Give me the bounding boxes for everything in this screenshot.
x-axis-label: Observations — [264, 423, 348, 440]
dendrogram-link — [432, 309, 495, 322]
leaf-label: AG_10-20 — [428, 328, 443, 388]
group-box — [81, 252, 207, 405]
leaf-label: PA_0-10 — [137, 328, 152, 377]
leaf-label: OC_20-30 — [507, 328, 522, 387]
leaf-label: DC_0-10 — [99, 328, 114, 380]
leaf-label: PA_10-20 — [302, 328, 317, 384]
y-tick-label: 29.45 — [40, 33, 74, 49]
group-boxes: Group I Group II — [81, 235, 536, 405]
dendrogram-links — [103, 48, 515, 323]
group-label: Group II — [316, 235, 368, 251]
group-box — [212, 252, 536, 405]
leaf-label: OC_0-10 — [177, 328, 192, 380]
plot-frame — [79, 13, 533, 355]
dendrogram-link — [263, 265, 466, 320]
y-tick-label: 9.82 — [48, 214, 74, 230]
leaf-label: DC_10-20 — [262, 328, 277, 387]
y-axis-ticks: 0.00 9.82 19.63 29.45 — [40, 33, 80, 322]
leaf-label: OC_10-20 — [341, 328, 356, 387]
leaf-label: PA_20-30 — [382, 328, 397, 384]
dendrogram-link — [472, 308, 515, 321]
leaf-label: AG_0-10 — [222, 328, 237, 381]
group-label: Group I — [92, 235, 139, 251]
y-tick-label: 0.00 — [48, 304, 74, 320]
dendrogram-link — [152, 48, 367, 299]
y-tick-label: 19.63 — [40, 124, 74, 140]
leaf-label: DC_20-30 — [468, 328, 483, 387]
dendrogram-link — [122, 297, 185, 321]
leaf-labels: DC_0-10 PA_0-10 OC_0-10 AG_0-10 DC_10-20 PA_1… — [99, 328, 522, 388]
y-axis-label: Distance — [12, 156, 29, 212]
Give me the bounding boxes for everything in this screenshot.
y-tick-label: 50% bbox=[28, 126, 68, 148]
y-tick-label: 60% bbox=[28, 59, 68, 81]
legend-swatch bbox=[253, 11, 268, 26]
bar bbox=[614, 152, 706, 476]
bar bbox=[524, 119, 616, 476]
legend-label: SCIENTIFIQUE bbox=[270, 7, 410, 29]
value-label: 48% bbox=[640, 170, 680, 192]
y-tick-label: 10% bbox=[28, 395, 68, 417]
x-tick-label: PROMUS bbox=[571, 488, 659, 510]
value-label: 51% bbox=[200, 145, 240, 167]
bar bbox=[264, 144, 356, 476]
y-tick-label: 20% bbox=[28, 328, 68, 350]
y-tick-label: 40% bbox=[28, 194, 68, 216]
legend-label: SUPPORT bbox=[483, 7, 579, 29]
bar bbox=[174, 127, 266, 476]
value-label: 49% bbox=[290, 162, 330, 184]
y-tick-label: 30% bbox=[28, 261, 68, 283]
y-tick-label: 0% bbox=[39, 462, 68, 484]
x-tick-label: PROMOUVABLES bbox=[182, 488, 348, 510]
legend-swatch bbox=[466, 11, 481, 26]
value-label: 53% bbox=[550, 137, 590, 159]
---
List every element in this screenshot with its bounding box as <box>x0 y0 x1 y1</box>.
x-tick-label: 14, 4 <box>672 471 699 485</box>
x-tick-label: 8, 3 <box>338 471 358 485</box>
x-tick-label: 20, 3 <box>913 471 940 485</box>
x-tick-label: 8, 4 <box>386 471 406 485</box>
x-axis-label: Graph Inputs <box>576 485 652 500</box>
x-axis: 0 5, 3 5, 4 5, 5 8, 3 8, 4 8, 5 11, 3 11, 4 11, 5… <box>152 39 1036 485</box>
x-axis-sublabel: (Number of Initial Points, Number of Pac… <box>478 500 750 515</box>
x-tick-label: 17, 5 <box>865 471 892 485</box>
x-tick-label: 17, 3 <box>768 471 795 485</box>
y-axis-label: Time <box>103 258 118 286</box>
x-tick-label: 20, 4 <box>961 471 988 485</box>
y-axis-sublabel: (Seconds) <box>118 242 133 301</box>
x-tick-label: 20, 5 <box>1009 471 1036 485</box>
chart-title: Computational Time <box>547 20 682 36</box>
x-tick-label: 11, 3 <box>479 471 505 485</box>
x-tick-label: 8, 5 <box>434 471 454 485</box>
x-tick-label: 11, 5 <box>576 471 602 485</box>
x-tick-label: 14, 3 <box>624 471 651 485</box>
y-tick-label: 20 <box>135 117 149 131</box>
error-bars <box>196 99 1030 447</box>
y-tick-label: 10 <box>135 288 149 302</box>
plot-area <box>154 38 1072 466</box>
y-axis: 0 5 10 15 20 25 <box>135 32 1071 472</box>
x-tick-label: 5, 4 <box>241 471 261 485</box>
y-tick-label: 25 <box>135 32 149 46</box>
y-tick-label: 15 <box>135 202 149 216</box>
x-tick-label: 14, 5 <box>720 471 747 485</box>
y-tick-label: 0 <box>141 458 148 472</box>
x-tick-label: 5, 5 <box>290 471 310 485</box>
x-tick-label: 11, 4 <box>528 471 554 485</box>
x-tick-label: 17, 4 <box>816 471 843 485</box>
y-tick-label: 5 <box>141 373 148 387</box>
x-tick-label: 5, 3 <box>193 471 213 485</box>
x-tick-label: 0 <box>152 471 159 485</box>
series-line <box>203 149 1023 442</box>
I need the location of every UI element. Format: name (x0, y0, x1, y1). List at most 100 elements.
---
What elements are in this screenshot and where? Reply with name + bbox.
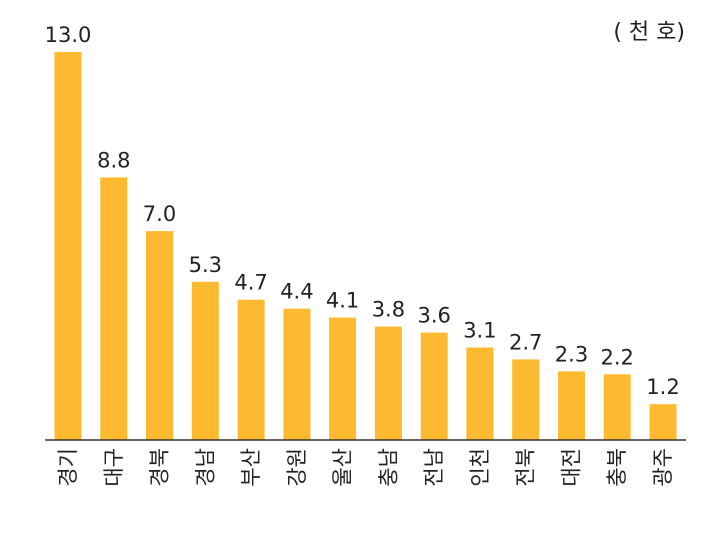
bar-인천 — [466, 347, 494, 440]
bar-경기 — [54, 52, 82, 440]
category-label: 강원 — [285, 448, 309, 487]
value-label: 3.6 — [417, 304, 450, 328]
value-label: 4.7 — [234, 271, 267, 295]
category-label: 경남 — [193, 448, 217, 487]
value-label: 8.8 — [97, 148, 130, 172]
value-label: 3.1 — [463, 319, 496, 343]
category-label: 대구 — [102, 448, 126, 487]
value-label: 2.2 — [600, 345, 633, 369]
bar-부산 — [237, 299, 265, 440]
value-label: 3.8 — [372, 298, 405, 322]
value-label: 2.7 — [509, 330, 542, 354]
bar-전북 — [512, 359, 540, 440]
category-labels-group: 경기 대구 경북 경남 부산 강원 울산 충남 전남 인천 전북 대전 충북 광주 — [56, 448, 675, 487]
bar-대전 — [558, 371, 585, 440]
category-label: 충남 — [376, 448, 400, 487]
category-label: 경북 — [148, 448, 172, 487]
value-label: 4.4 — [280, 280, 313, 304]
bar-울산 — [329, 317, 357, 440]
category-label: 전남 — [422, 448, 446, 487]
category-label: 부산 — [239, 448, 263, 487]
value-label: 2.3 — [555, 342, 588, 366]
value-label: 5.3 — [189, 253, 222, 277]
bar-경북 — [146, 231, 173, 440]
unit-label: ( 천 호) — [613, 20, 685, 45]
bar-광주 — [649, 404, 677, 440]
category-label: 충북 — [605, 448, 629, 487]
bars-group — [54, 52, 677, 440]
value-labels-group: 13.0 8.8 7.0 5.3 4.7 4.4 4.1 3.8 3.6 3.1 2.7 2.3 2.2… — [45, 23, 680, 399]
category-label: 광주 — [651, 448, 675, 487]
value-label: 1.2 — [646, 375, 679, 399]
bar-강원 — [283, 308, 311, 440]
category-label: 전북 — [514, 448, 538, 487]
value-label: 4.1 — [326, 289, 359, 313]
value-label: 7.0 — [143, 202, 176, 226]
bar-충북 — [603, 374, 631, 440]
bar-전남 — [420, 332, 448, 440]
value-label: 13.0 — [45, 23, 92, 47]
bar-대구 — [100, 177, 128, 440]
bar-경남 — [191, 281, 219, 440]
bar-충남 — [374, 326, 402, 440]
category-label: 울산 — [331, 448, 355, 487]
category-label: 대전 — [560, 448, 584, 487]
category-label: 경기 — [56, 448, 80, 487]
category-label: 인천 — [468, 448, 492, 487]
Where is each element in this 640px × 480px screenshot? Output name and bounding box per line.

_Given request_. Can you convert the listing, starting at the line containing "What elements are" and ending at the line containing "Where is each", into a Markdown table with the columns Row and Entry? Skip blank lines and leave the pictures out.

_Full response_.
| Row | Entry |
|---|---|
| 1 | What elements are in this screenshot and where? Reply with name + bbox. |
| 2 | bar-인천 — [466, 347, 494, 440] |
| 3 | bar-경기 — [54, 52, 82, 440] |
| 4 | category-label: 강원 — [285, 448, 309, 487] |
| 5 | value-label: 3.6 — [417, 304, 450, 328] |
| 6 | value-label: 4.7 — [234, 271, 267, 295] |
| 7 | category-label: 경남 — [193, 448, 217, 487] |
| 8 | value-label: 8.8 — [97, 148, 130, 172] |
| 9 | value-label: 3.1 — [463, 319, 496, 343] |
| 10 | category-label: 대구 — [102, 448, 126, 487] |
| 11 | value-label: 2.2 — [600, 345, 633, 369] |
| 12 | bar-부산 — [237, 299, 265, 440] |
| 13 | value-label: 3.8 — [372, 298, 405, 322] |
| 14 | value-label: 2.7 — [509, 330, 542, 354] |
| 15 | bar-전북 — [512, 359, 540, 440] |
| 16 | category-labels-group: 경기 대구 경북 경남 부산 강원 울산 충남 전남 인천 전북 대전 충북 광주 — [56, 448, 675, 487] |
| 17 | bar-대전 — [558, 371, 585, 440] |
| 18 | category-label: 충남 — [376, 448, 400, 487] |
| 19 | category-label: 경북 — [148, 448, 172, 487] |
| 20 | value-label: 4.4 — [280, 280, 313, 304] |
| 21 | bar-울산 — [329, 317, 357, 440] |
| 22 | category-label: 전남 — [422, 448, 446, 487] |
| 23 | category-label: 부산 — [239, 448, 263, 487] |
| 24 | value-label: 2.3 — [555, 342, 588, 366] |
| 25 | value-label: 5.3 — [189, 253, 222, 277] |
| 26 | bar-경북 — [146, 231, 173, 440] |
| 27 | unit-label: ( 천 호) — [613, 20, 685, 45] |
| 28 | bar-광주 — [649, 404, 677, 440] |
| 29 | category-label: 충북 — [605, 448, 629, 487] |
| 30 | bars-group — [54, 52, 677, 440] |
| 31 | value-labels-group: 13.0 8.8 7.0 5.3 4.7 4.4 4.1 3.8 3.6 3.1 2.7 2.3 2.2… — [45, 23, 680, 399] |
| 32 | category-label: 광주 — [651, 448, 675, 487] |
| 33 | value-label: 1.2 — [646, 375, 679, 399] |
| 34 | bar-강원 — [283, 308, 311, 440] |
| 35 | category-label: 전북 — [514, 448, 538, 487] |
| 36 | value-label: 4.1 — [326, 289, 359, 313] |
| 37 | value-label: 7.0 — [143, 202, 176, 226] |
| 38 | bar-충북 — [603, 374, 631, 440] |
| 39 | bar-전남 — [420, 332, 448, 440] |
| 40 | value-label: 13.0 — [45, 23, 92, 47] |
| 41 | bar-대구 — [100, 177, 128, 440] |
| 42 | bar-경남 — [191, 281, 219, 440] |
| 43 | bar-충남 — [374, 326, 402, 440] |
| 44 | category-label: 울산 — [331, 448, 355, 487] |
| 45 | category-label: 대전 — [560, 448, 584, 487] |
| 46 | category-label: 경기 — [56, 448, 80, 487] |
| 47 | category-label: 인천 — [468, 448, 492, 487] |
| 48 | Where is each element in this 640px × 480px screenshot? Output name and bounding box per line. |